-- begin --
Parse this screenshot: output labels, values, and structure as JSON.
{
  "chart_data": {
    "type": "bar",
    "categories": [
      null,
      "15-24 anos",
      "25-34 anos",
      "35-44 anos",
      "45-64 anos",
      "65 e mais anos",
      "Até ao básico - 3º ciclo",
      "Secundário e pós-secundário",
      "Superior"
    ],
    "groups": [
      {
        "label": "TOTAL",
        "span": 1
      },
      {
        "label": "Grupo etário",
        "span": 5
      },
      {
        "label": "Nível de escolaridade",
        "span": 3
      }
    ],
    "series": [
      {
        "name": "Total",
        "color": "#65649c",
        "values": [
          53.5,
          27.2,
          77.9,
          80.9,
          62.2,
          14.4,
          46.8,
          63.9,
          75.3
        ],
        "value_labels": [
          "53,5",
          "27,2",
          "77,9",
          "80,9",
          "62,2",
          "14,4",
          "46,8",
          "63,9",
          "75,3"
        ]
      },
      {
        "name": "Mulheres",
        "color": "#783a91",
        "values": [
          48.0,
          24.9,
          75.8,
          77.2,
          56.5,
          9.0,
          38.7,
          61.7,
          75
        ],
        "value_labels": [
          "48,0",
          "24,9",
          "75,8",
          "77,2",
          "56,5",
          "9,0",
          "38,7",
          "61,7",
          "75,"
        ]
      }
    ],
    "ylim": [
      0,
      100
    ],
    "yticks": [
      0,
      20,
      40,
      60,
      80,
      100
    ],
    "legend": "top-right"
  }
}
-- end --
**Given problem**.
All of the entries must be written out exactly as they stand.

**The result**.
Parse this screenshot: output labels, values, and structure as JSON.
{
  "chart_data": {
    "type": "bar",
    "categories": [
      null,
      "15-24 anos",
      "25-34 anos",
      "35-44 anos",
      "45-64 anos",
      "65 e mais anos",
      "Até ao básico - 3º ciclo",
      "Secundário e pós-secundário",
      "Superior"
    ],
    "groups": [
      {
        "label": "TOTAL",
        "span": 1
      },
      {
        "label": "Grupo etário",
        "span": 5
      },
      {
        "label": "Nível de escolaridade",
        "span": 3
      }
    ],
    "series": [
      {
        "name": "Total",
        "color": "#65649c",
        "values": [
          53.5,
          27.2,
          77.9,
          80.9,
          62.2,
          14.4,
          46.8,
          63.9,
          75.3
        ],
        "value_labels": [
          "53,5",
          "27,2",
          "77,9",
          "80,9",
          "62,2",
          "14,4",
          "46,8",
          "63,9",
          "75,3"
        ]
      },
      {
        "name": "Mulheres",
        "color": "#783a91",
        "values": [
          48.0,
          24.9,
          75.8,
          77.2,
          56.5,
          9.0,
          38.7,
          61.7,
          75
        ],
        "value_labels": [
          "48,0",
          "24,9",
          "75,8",
          "77,2",
          "56,5",
          "9,0",
          "38,7",
          "61,7",
          "75,"
        ]
      }
    ],
    "ylim": [
      0,
      100
    ],
    "yticks": [
      0,
      20,
      40,
      60,
      80,
      100
    ],
    "legend": "top-right"
  }
}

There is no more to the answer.